» **Description of the task**
Extract every line from the records below that contains the word "miejsca".

» **Source data**
[start]

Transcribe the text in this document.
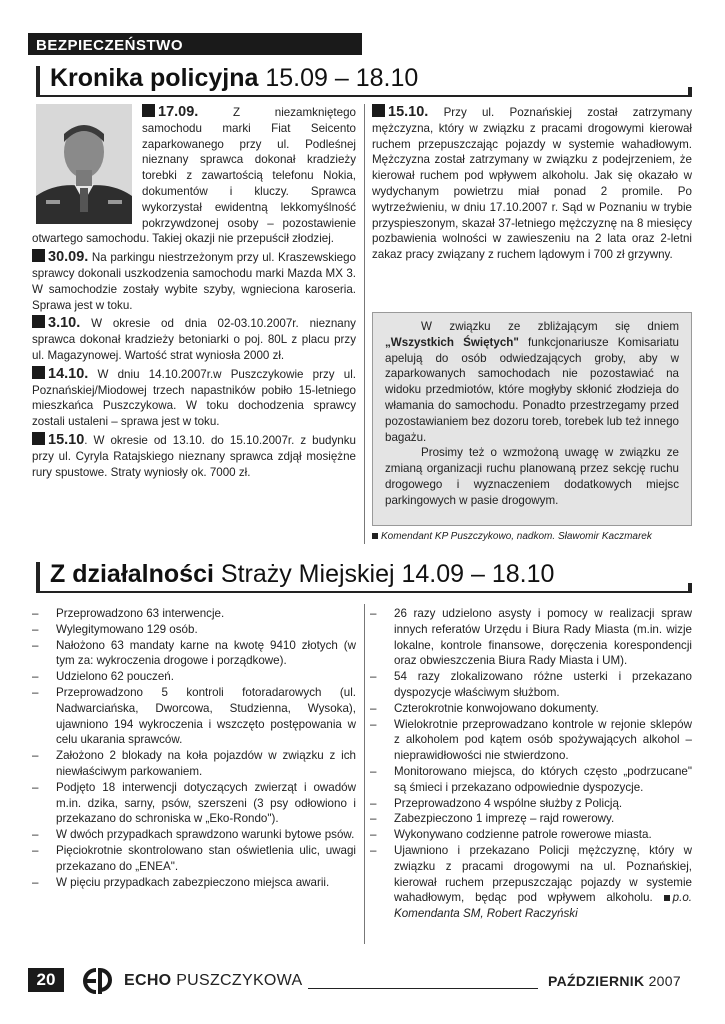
BEZPIECZEŃSTWO
Kronika policyjna 15.09 – 18.10
17.09.	Z niezamkniętego samochodu marki Fiat Seicento zaparkowanego przy ul. Podleśnej nieznany sprawca dokonał kradzieży torebki z zawartością telefonu Nokia, dokumentów i kluczy. Sprawca wykorzystał ewidentną lekkomyślność pokrzywdzonej osoby – pozostawienie otwartego samochodu. Takiej okazji nie przepuścił złodziej.
30.09. Na parkingu niestrzeżonym przy ul. Kraszewskiego sprawcy dokonali uszkodzenia samochodu marki Mazda MX 3. W samochodzie zostały wybite szyby, wgnieciona karoseria. Sprawa jest w toku.
3.10. W okresie od dnia 02-03.10.2007r. nieznany sprawca dokonał kradzieży betoniarki o poj. 80L z placu przy ul. Magazynowej. Wartość strat wyniosła 2000 zł.
14.10. W dniu 14.10.2007r.w Puszczykowie przy ul. Poznańskiej/Miodowej trzech napastników pobiło 15-letniego mieszkańca Puszczykowa. W toku dochodzenia sprawcy zostali ustaleni – sprawa jest w toku.
15.10. W okresie od 13.10. do 15.10.2007r. z budynku przy ul. Cyryla Ratajskiego nieznany sprawca zdjął mosiężne rury spustowe. Straty wyniosły ok. 7000 zł.
15.10. Przy ul. Poznańskiej został zatrzymany mężczyzna, który w związku z pracami drogowymi kierował ruchem przepuszczając pojazdy w systemie wahadłowym. Mężczyzna został zatrzymany w związku z podejrzeniem, że kierował ruchem pod wpływem alkoholu. Jak się okazało w wydychanym powietrzu miał ponad 2 promile. Po wytrzeźwieniu, w dniu 17.10.2007 r. Sąd w Poznaniu w trybie przyspieszonym, skazał 37-letniego mężczyznę na 8 miesięcy pozbawienia wolności w zawieszeniu na 2 lata oraz 2-letni zakaz pracy związany z ruchem lądowym i 700 zł grzywny.

W związku ze zbliżającym się dniem „Wszystkich Świętych" funkcjonariusze Komisariatu apelują do osób odwiedzających groby, aby w zaparkowanych samochodach nie pozostawiać na widoku przedmiotów, które mogłyby skłonić złodzieja do włamania do samochodu. Ponadto przestrzegamy przed pozostawianiem bez dozoru toreb, torebek lub też innego bagażu.

Prosimy też o wzmożoną uwagę w związku ze zmianą organizacji ruchu planowaną przez sekcję ruchu drogowego i wyznaczeniem dodatkowych miejsc parkingowych w pasie drogowym.

Komendant KP Puszczykowo, nadkom. Sławomir Kaczmarek
Z działalności Straży Miejskiej 14.09 – 18.10
– Przeprowadzono 63 interwencje.
– Wylegitymowano 129 osób.
– Nałożono 63 mandaty karne na kwotę 9410 złotych (w tym za: wykroczenia drogowe i porządkowe).
– Udzielono 62 pouczeń.
– Przeprowadzono 5 kontroli fotoradarowych (ul. Nadwarciańska, Dworcowa, Studzienna, Wysoka), ujawniono 194 wykroczenia i wszczęto postępowania w celu ukarania sprawców.
– Założono 2 blokady na koła pojazdów w związku z ich niewłaściwym parkowaniem.
– Podjęto 18 interwencji dotyczących zwierząt i owadów m.in. dzika, sarny, psów, szerszeni (3 psy odłowiono i przekazano do schroniska w „Eko-Rondo").
– W dwóch przypadkach sprawdzono warunki bytowe psów.
– Pięciokrotnie skontrolowano stan oświetlenia ulic, uwagi przekazano do „ENEA".
– W pięciu przypadkach zabezpieczono miejsca awarii.
– 26 razy udzielono asysty i pomocy w realizacji spraw innych referatów Urzędu i Biura Rady Miasta (m.in. wizje lokalne, kontrole finansowe, doręczenia korespondencji oraz obwieszczenia Biura Rady Miasta i UM).
– 54 razy zlokalizowano różne usterki i przekazano dyspozycje właściwym służbom.
– Czterokrotnie konwojowano dokumenty.
– Wielokrotnie przeprowadzano kontrole w rejonie sklepów z alkoholem pod kątem osób spożywających alkohol – nieprawidłowości nie stwierdzono.
– Monitorowano miejsca, do których często „podrzucane" są śmieci i przekazano odpowiednie dyspozycje.
– Przeprowadzono 4 wspólne służby z Policją.
– Zabezpieczono 1 imprezę – rajd rowerowy.
– Wykonywano codzienne patrole rowerowe miasta.
– Ujawniono i przekazano Policji mężczyznę, który w związku z pracami drogowymi na ul. Poznańskiej, kierował ruchem przepuszczając pojazdy w systemie wahadłowym, będąc pod wpływem alkoholu. p.o. Komendanta SM, Robert Raczyński
20	ECHO PUSZCZYKOWA	PAŹDZIERNIK 2007
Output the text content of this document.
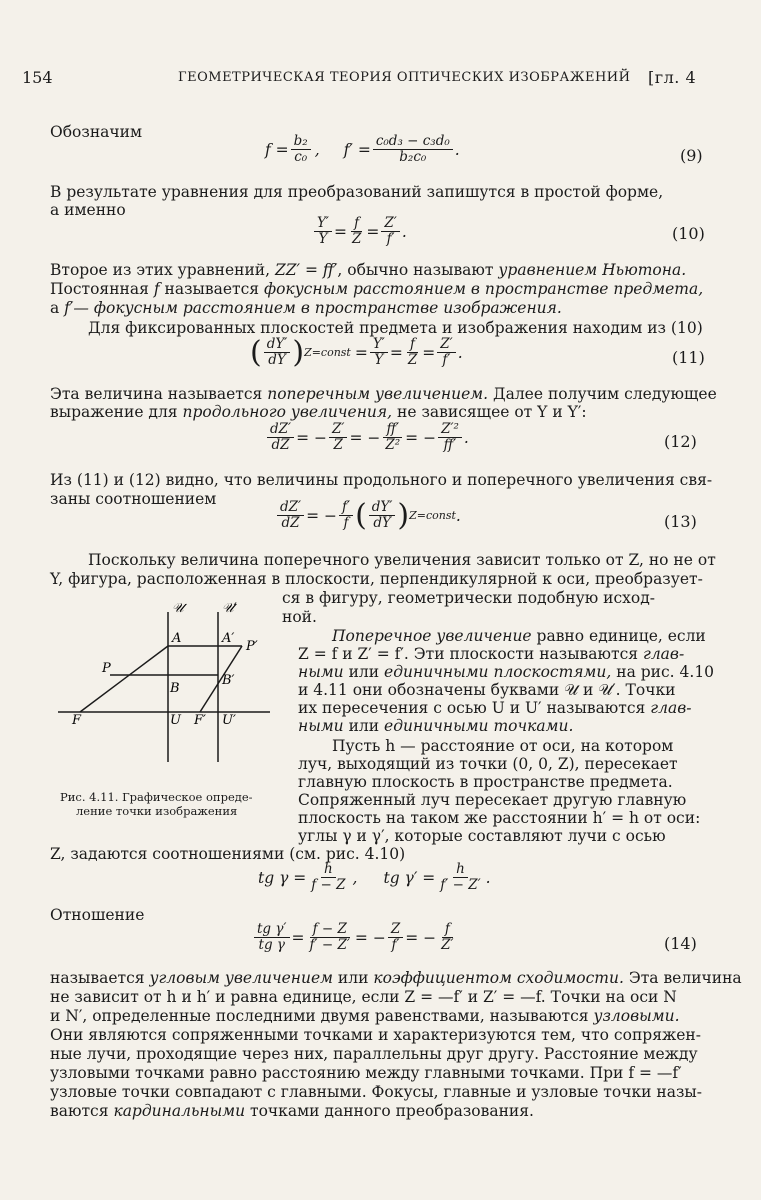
154	ГЕОМЕТРИЧЕСКАЯ ТЕОРИЯ ОПТИЧЕСКИХ ИЗОБРАЖЕНИЙ [гл. 4
Обозначим
$f = \frac{\text{b₂}}{\text{c₀}}$ , $f' = \frac{\text{c₀d₃ − c₃d₀}}{\text{b₂c₀}}$ .	(9)
В результате уравнения для преобразований запишутся в простой форме,
а именно
$\frac{Y'}{Y} = \frac{f}{Z} = \frac{Z'}{f'}$ .	(10)
Второе из этих уравнений, ZZ′ = ff′, обычно называют уравнением Ньютона.
Постоянная f называется фокусным расстоянием в пространстве предмета,
а f′— фокусным расстоянием в пространстве изображения.
Для фиксированных плоскостей предмета и изображения находим из (10)
( $\frac{dY'}{dY}$ ) Z=const = $\frac{Y'}{Y} = \frac{f}{Z} = \frac{Z'}{f'}$ .	(11)
Эта величина называется поперечным увеличением. Далее получим следующее
выражение для продольного увеличения, не зависящее от Y и Y′:
$\frac{dZ'}{dZ}$ = − $\frac{Z'}{Z}$ = − $\frac{ff'}{\text{Z²}}$ = − $\frac{\text{Z′²}}{ff'}$ .	(12)
Из (11) и (12) видно, что величины продольного и поперечного увеличения свя-
заны соотношением
$\frac{dZ'}{dZ}$ = − $\frac{f'}{f}$ ( $\frac{dY'}{dY}$ ) Z=const .	(13)
Поскольку величина поперечного увеличения зависит только от Z, но не от
Y, фигура, расположенная в плоскости, перпендикулярной к оси, преобразует-
ся в фигуру, геометрически подобную исход-
ной.
𝒰	𝒰′
A	A′
P′
P
B
B′
F	U F′ U′
Рис. 4.11. Графическое опреде-
ление точки изображения
Поперечное увеличение равно единице, если
Z = f и Z′ = f′. Эти плоскости называются глав-
ными или единичными плоскостями, на рис. 4.10
и 4.11 они обозначены буквами 𝒰 и 𝒰′. Точки
их пересечения с осью U и U′ называются глав-
ными или единичными точками.
Пусть h — расстояние от оси, на котором
луч, выходящий из точки (0, 0, Z), пересекает
главную плоскость в пространстве предмета.
Сопряженный луч пересекает другую главную
плоскость на таком же расстоянии h′ = h от оси:
углы γ и γ′, которые составляют лучи с осью
Z, задаются соотношениями (см. рис. 4.10)
tg $\gamma = \frac{h}{f - Z}$ , tg $\gamma' = \frac{h}{f' - Z'}$ .
Отношение
$\frac{\text{tg γ′}}{\text{tg γ}} = \frac{f - Z}{f' - Z'}$ = − $\frac{Z}{f'}$ = − $\frac{f}{Z'}$	(14)
называется угловым увеличением или коэффициентом сходимости. Эта величина
не зависит от h и h′ и равна единице, если Z = —f′ и Z′ = —f. Точки на оси N
и N′, определенные последними двумя равенствами, называются узловыми.
Они являются сопряженными точками и характеризуются тем, что сопряжен-
ные лучи, проходящие через них, параллельны друг другу. Расстояние между
узловыми точками равно расстоянию между главными точками. При f = —f′
узловые точки совпадают с главными. Фокусы, главные и узловые точки назы-
ваются кардинальными точками данного преобразования.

[end]

» **Exercise result**
– W pięciu przypadkach zabezpieczono miejsca awarii.
– Monitorowano miejsca, do których często „podrzucane" są śmieci i przekazano odpowiednie dyspozycje.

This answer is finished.